Stated problem
Show each line from the listing that includes the word "this".
— BEGIN Records to use —
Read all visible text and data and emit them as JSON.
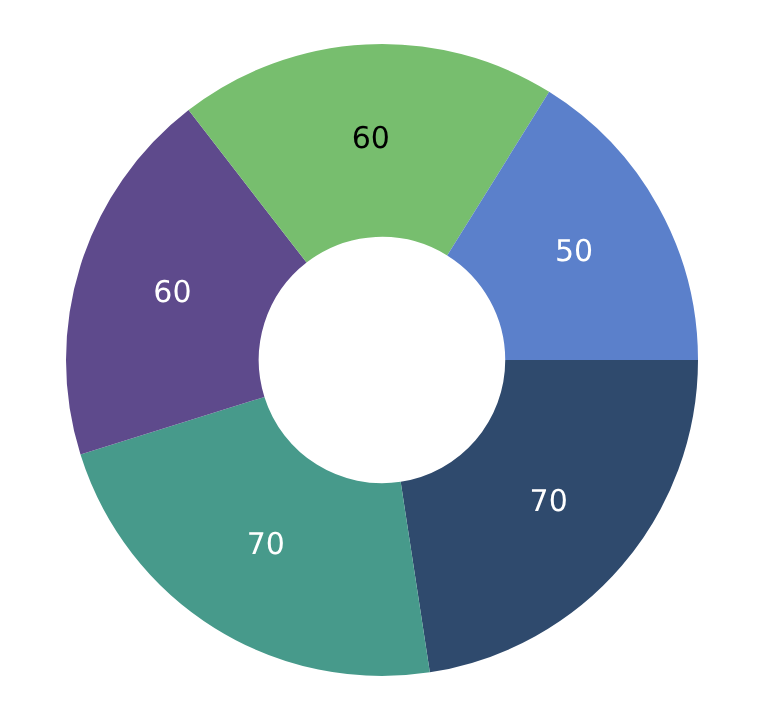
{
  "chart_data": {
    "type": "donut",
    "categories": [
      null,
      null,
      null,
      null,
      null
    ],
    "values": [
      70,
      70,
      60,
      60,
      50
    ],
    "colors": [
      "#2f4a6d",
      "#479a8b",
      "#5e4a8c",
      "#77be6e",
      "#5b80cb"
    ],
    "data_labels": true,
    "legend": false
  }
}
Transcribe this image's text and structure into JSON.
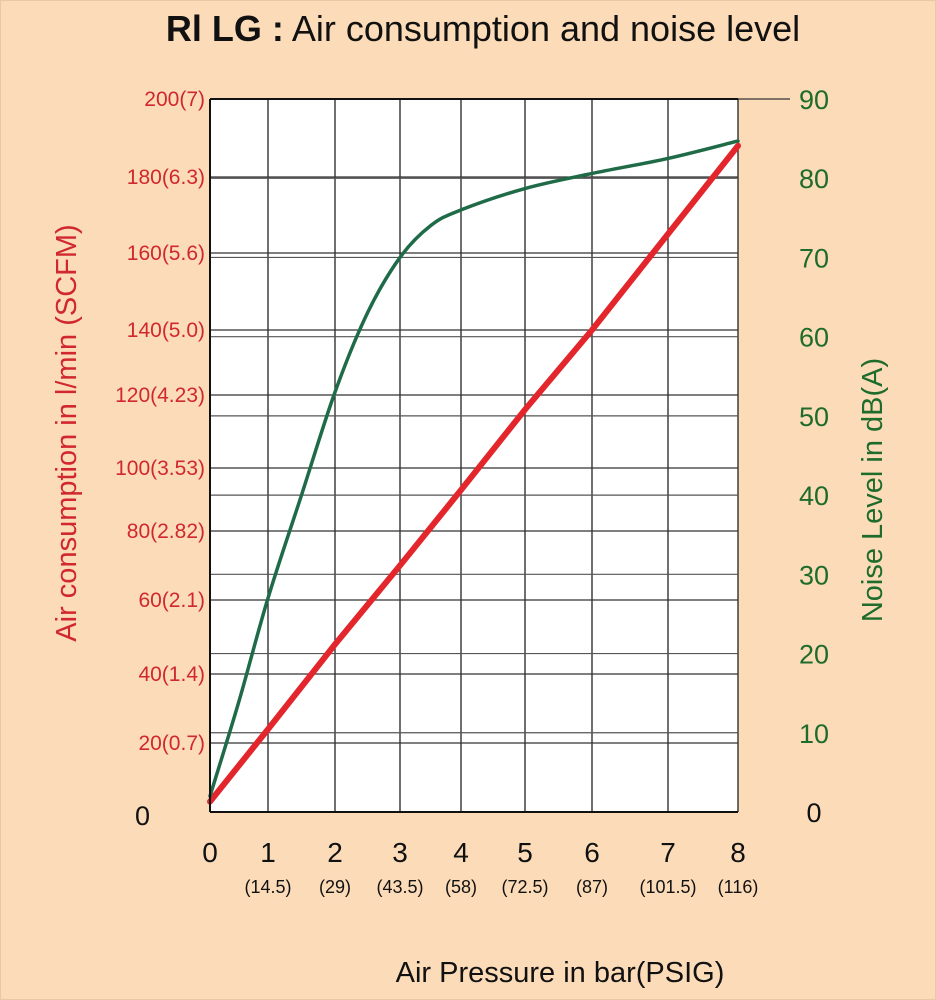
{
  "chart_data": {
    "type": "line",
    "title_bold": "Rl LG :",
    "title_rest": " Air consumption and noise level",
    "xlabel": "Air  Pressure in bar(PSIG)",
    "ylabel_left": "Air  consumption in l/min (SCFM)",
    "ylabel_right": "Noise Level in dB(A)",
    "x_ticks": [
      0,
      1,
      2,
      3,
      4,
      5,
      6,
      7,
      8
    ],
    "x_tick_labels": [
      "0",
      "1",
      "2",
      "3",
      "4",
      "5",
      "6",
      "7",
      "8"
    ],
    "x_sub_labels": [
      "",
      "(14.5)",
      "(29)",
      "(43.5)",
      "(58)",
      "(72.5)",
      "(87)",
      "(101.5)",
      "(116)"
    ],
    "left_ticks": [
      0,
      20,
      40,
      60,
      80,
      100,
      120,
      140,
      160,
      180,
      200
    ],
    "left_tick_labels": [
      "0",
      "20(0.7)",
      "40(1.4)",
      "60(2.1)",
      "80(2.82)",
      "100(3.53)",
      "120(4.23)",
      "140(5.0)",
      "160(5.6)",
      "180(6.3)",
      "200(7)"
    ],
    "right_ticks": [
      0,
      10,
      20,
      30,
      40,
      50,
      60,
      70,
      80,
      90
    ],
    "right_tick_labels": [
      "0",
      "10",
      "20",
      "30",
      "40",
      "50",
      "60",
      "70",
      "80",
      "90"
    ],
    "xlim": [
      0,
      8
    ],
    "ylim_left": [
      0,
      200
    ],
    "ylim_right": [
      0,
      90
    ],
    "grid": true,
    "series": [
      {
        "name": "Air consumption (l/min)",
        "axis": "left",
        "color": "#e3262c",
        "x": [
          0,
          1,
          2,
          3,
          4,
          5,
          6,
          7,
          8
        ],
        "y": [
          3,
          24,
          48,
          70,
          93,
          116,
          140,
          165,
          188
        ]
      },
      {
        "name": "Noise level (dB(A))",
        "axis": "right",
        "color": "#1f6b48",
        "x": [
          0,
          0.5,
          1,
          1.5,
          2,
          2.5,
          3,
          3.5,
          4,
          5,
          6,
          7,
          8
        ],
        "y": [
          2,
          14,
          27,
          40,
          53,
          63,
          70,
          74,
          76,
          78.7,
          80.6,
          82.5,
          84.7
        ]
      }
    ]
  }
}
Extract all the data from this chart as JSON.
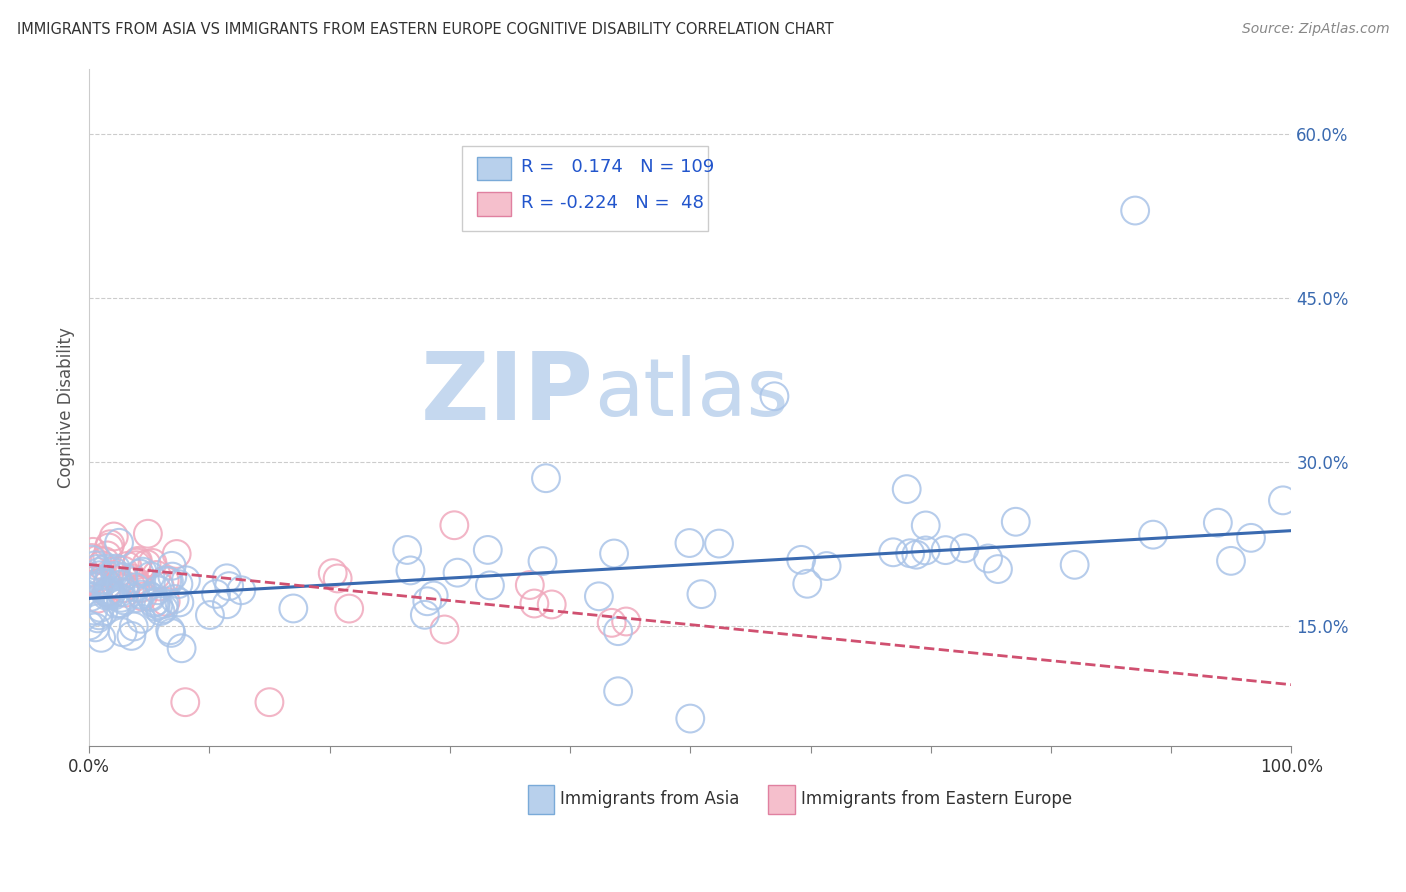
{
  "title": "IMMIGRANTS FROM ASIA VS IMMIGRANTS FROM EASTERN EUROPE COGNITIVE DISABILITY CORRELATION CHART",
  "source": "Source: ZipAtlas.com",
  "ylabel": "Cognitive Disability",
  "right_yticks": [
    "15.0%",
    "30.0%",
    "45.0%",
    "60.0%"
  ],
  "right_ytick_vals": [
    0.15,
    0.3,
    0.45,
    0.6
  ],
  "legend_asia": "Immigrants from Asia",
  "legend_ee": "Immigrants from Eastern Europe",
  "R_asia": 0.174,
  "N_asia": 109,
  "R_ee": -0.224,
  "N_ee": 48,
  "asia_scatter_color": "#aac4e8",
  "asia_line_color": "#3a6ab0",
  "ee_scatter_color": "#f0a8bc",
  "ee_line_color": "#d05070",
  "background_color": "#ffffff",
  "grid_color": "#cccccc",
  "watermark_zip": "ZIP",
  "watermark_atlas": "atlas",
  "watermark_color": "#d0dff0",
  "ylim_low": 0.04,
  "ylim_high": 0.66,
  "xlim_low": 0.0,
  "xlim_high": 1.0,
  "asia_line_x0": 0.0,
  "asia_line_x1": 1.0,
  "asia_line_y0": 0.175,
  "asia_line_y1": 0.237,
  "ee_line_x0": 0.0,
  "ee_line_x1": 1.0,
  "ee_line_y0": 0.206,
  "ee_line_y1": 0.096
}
— END Records to use —
Response
Transcribe this image's text and structure into JSON.
Extract all the data from this chart as JSON.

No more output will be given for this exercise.